Exactly as they appear, transcribe the entries and skip any pictures.

* _Source data_:

:::

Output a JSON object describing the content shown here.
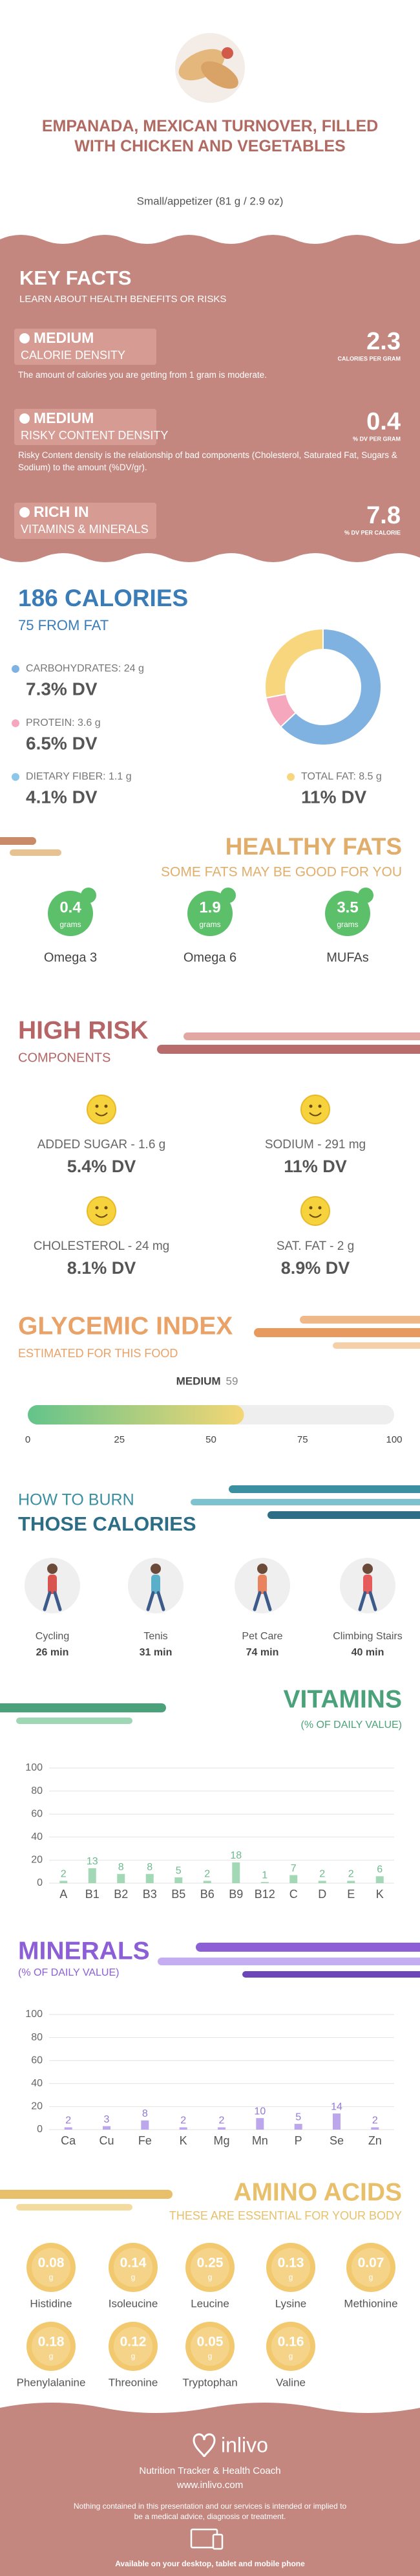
{
  "header": {
    "title": "EMPANADA, MEXICAN TURNOVER, FILLED WITH CHICKEN AND VEGETABLES",
    "serving": "Small/appetizer (81 g / 2.9 oz)"
  },
  "key_facts": {
    "title": "KEY FACTS",
    "subtitle": "LEARN ABOUT HEALTH BENEFITS OR RISKS",
    "facts": [
      {
        "level": "MEDIUM",
        "name": "CALORIE DENSITY",
        "value": 2.3,
        "unit": "CALORIES PER GRAM",
        "description": "The amount of calories you are getting from 1 gram is moderate."
      },
      {
        "level": "MEDIUM",
        "name": "RISKY CONTENT DENSITY",
        "value": 0.4,
        "unit": "% DV PER GRAM",
        "description": "Risky Content density is the relationship of bad components (Cholesterol, Saturated Fat, Sugars & Sodium) to the amount (%DV/gr)."
      },
      {
        "level": "RICH IN",
        "name": "VITAMINS & MINERALS",
        "value": 7.8,
        "unit": "% DV PER CALORIE"
      }
    ]
  },
  "calories": {
    "title": "186 CALORIES",
    "subtitle": "75 FROM FAT",
    "nutrients": [
      {
        "label": "CARBOHYDRATES: 24 g",
        "dv": "7.3% DV",
        "color": "#7fb2e0",
        "share": 63
      },
      {
        "label": "PROTEIN: 3.6 g",
        "dv": "6.5% DV",
        "color": "#f4a7bd",
        "share": 9
      },
      {
        "label": "DIETARY FIBER: 1.1 g",
        "dv": "4.1% DV",
        "color": "#8cc6e8"
      },
      {
        "label": "TOTAL FAT: 8.5 g",
        "dv": "11% DV",
        "color": "#f7d67e",
        "share": 28
      }
    ]
  },
  "healthy_fats": {
    "title": "HEALTHY FATS",
    "subtitle": "SOME FATS MAY BE GOOD FOR YOU",
    "unit": "grams",
    "items": [
      {
        "value": 0.4,
        "name": "Omega 3"
      },
      {
        "value": 1.9,
        "name": "Omega 6"
      },
      {
        "value": 3.5,
        "name": "MUFAs"
      }
    ]
  },
  "high_risk": {
    "title": "HIGH RISK",
    "subtitle": "COMPONENTS",
    "items": [
      {
        "label": "ADDED SUGAR - 1.6 g",
        "dv": "5.4% DV"
      },
      {
        "label": "SODIUM - 291 mg",
        "dv": "11% DV"
      },
      {
        "label": "CHOLESTEROL - 24 mg",
        "dv": "8.1% DV"
      },
      {
        "label": "SAT. FAT - 2 g",
        "dv": "8.9% DV"
      }
    ]
  },
  "glycemic": {
    "title": "GLYCEMIC INDEX",
    "subtitle": "ESTIMATED FOR THIS FOOD",
    "level": "MEDIUM",
    "value": 59,
    "xlim": [
      0,
      100
    ],
    "xticks": [
      0,
      25,
      50,
      75,
      100
    ]
  },
  "burn": {
    "title": "HOW TO BURN",
    "subtitle": "THOSE CALORIES",
    "activities": [
      {
        "name": "Cycling",
        "time": "26 min"
      },
      {
        "name": "Tenis",
        "time": "31 min"
      },
      {
        "name": "Pet Care",
        "time": "74 min"
      },
      {
        "name": "Climbing Stairs",
        "time": "40 min"
      }
    ]
  },
  "vitamins": {
    "type": "bar",
    "title": "VITAMINS",
    "subtitle": "(% OF DAILY VALUE)",
    "categories": [
      "A",
      "B1",
      "B2",
      "B3",
      "B5",
      "B6",
      "B9",
      "B12",
      "C",
      "D",
      "E",
      "K"
    ],
    "values": [
      2,
      13,
      8,
      8,
      5,
      2,
      18,
      1,
      7,
      2,
      2,
      6
    ],
    "color": "#a3d8b6",
    "label_color": "#6dbb8d",
    "ylim": [
      0,
      100
    ],
    "yticks": [
      0,
      20,
      40,
      60,
      80,
      100
    ],
    "grid": true
  },
  "minerals": {
    "type": "bar",
    "title": "MINERALS",
    "subtitle": "(% OF DAILY VALUE)",
    "categories": [
      "Ca",
      "Cu",
      "Fe",
      "K",
      "Mg",
      "Mn",
      "P",
      "Se",
      "Zn"
    ],
    "values": [
      2,
      3,
      8,
      2,
      2,
      10,
      5,
      14,
      2
    ],
    "color": "#bca6ec",
    "label_color": "#9479d6",
    "ylim": [
      0,
      100
    ],
    "yticks": [
      0,
      20,
      40,
      60,
      80,
      100
    ],
    "grid": true
  },
  "amino_acids": {
    "title": "AMINO ACIDS",
    "subtitle": "THESE ARE ESSENTIAL FOR YOUR BODY",
    "unit": "g",
    "items": [
      {
        "name": "Histidine",
        "value": 0.08
      },
      {
        "name": "Isoleucine",
        "value": 0.14
      },
      {
        "name": "Leucine",
        "value": 0.25
      },
      {
        "name": "Lysine",
        "value": 0.13
      },
      {
        "name": "Methionine",
        "value": 0.07
      },
      {
        "name": "Phenylalanine",
        "value": 0.18
      },
      {
        "name": "Threonine",
        "value": 0.12
      },
      {
        "name": "Tryptophan",
        "value": 0.05
      },
      {
        "name": "Valine",
        "value": 0.16
      }
    ]
  },
  "footer": {
    "brand": "inlivo",
    "tagline": "Nutrition Tracker & Health Coach",
    "url": "www.inlivo.com",
    "disclaimer": "Nothing contained in this presentation and our services is intended or implied to be a medical advice, diagnosis or treatment.",
    "availability": "Available on your desktop, tablet and mobile phone"
  }
}
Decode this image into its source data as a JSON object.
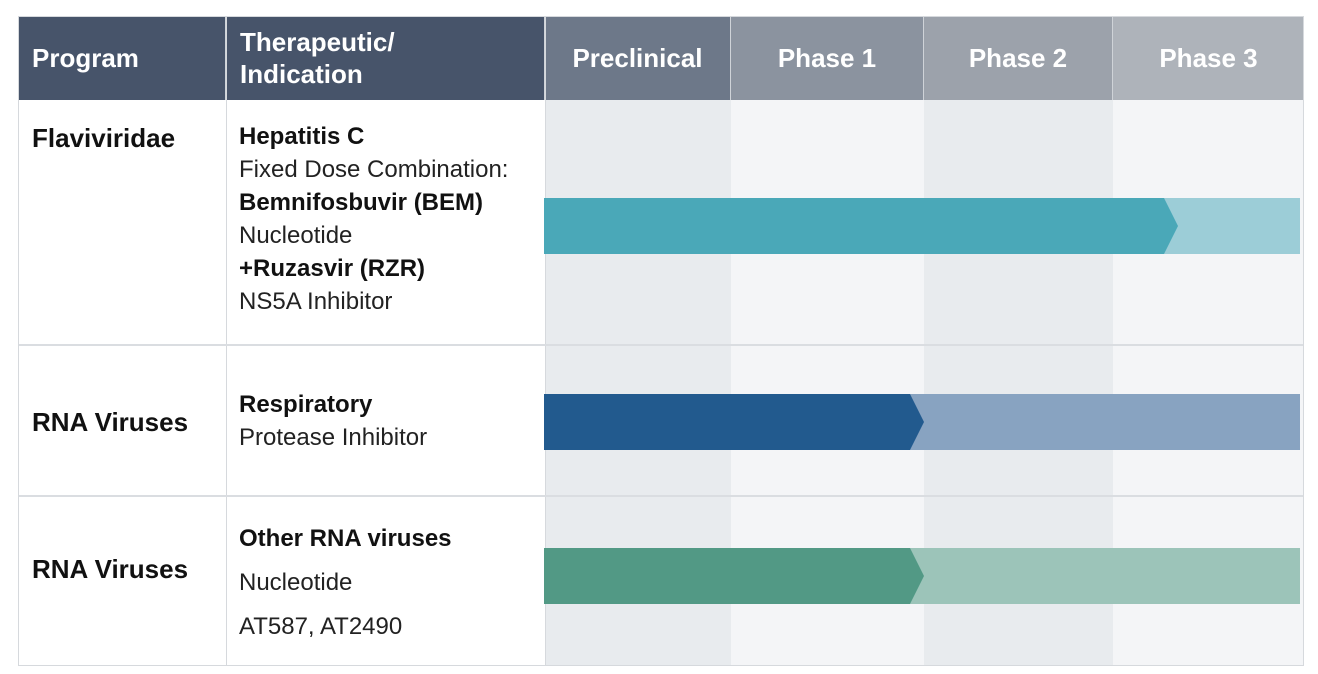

:::

* _Expected answer_:
Output a JSON object describing the content shown here.
{
  "header": {
    "title": "EMPANADA, MEXICAN TURNOVER, FILLED WITH CHICKEN AND VEGETABLES",
    "serving": "Small/appetizer (81 g / 2.9 oz)"
  },
  "key_facts": {
    "title": "KEY FACTS",
    "subtitle": "LEARN ABOUT HEALTH BENEFITS OR RISKS",
    "facts": [
      {
        "level": "MEDIUM",
        "name": "CALORIE DENSITY",
        "value": 2.3,
        "unit": "CALORIES PER GRAM",
        "description": "The amount of calories you are getting from 1 gram is moderate."
      },
      {
        "level": "MEDIUM",
        "name": "RISKY CONTENT DENSITY",
        "value": 0.4,
        "unit": "% DV PER GRAM",
        "description": "Risky Content density is the relationship of bad components (Cholesterol, Saturated Fat, Sugars & Sodium) to the amount (%DV/gr)."
      },
      {
        "level": "RICH IN",
        "name": "VITAMINS & MINERALS",
        "value": 7.8,
        "unit": "% DV PER CALORIE"
      }
    ]
  },
  "calories": {
    "title": "186 CALORIES",
    "subtitle": "75 FROM FAT",
    "nutrients": [
      {
        "label": "CARBOHYDRATES: 24 g",
        "dv": "7.3% DV",
        "color": "#7fb2e0",
        "share": 63
      },
      {
        "label": "PROTEIN: 3.6 g",
        "dv": "6.5% DV",
        "color": "#f4a7bd",
        "share": 9
      },
      {
        "label": "DIETARY FIBER: 1.1 g",
        "dv": "4.1% DV",
        "color": "#8cc6e8"
      },
      {
        "label": "TOTAL FAT: 8.5 g",
        "dv": "11% DV",
        "color": "#f7d67e",
        "share": 28
      }
    ]
  },
  "healthy_fats": {
    "title": "HEALTHY FATS",
    "subtitle": "SOME FATS MAY BE GOOD FOR YOU",
    "unit": "grams",
    "items": [
      {
        "value": 0.4,
        "name": "Omega 3"
      },
      {
        "value": 1.9,
        "name": "Omega 6"
      },
      {
        "value": 3.5,
        "name": "MUFAs"
      }
    ]
  },
  "high_risk": {
    "title": "HIGH RISK",
    "subtitle": "COMPONENTS",
    "items": [
      {
        "label": "ADDED SUGAR - 1.6 g",
        "dv": "5.4% DV"
      },
      {
        "label": "SODIUM - 291 mg",
        "dv": "11% DV"
      },
      {
        "label": "CHOLESTEROL - 24 mg",
        "dv": "8.1% DV"
      },
      {
        "label": "SAT. FAT - 2 g",
        "dv": "8.9% DV"
      }
    ]
  },
  "glycemic": {
    "title": "GLYCEMIC INDEX",
    "subtitle": "ESTIMATED FOR THIS FOOD",
    "level": "MEDIUM",
    "value": 59,
    "xlim": [
      0,
      100
    ],
    "xticks": [
      0,
      25,
      50,
      75,
      100
    ]
  },
  "burn": {
    "title": "HOW TO BURN",
    "subtitle": "THOSE CALORIES",
    "activities": [
      {
        "name": "Cycling",
        "time": "26 min"
      },
      {
        "name": "Tenis",
        "time": "31 min"
      },
      {
        "name": "Pet Care",
        "time": "74 min"
      },
      {
        "name": "Climbing Stairs",
        "time": "40 min"
      }
    ]
  },
  "vitamins": {
    "type": "bar",
    "title": "VITAMINS",
    "subtitle": "(% OF DAILY VALUE)",
    "categories": [
      "A",
      "B1",
      "B2",
      "B3",
      "B5",
      "B6",
      "B9",
      "B12",
      "C",
      "D",
      "E",
      "K"
    ],
    "values": [
      2,
      13,
      8,
      8,
      5,
      2,
      18,
      1,
      7,
      2,
      2,
      6
    ],
    "color": "#a3d8b6",
    "label_color": "#6dbb8d",
    "ylim": [
      0,
      100
    ],
    "yticks": [
      0,
      20,
      40,
      60,
      80,
      100
    ],
    "grid": true
  },
  "minerals": {
    "type": "bar",
    "title": "MINERALS",
    "subtitle": "(% OF DAILY VALUE)",
    "categories": [
      "Ca",
      "Cu",
      "Fe",
      "K",
      "Mg",
      "Mn",
      "P",
      "Se",
      "Zn"
    ],
    "values": [
      2,
      3,
      8,
      2,
      2,
      10,
      5,
      14,
      2
    ],
    "color": "#bca6ec",
    "label_color": "#9479d6",
    "ylim": [
      0,
      100
    ],
    "yticks": [
      0,
      20,
      40,
      60,
      80,
      100
    ],
    "grid": true
  },
  "amino_acids": {
    "title": "AMINO ACIDS",
    "subtitle": "THESE ARE ESSENTIAL FOR YOUR BODY",
    "unit": "g",
    "items": [
      {
        "name": "Histidine",
        "value": 0.08
      },
      {
        "name": "Isoleucine",
        "value": 0.14
      },
      {
        "name": "Leucine",
        "value": 0.25
      },
      {
        "name": "Lysine",
        "value": 0.13
      },
      {
        "name": "Methionine",
        "value": 0.07
      },
      {
        "name": "Phenylalanine",
        "value": 0.18
      },
      {
        "name": "Threonine",
        "value": 0.12
      },
      {
        "name": "Tryptophan",
        "value": 0.05
      },
      {
        "name": "Valine",
        "value": 0.16
      }
    ]
  },
  "footer": {
    "brand": "inlivo",
    "tagline": "Nutrition Tracker & Health Coach",
    "url": "www.inlivo.com",
    "disclaimer": "Nothing contained in this presentation and our services is intended or implied to be a medical advice, diagnosis or treatment.",
    "availability": "Available on your desktop, tablet and mobile phone"
  }
}
Decode this image into its source data as a JSON object.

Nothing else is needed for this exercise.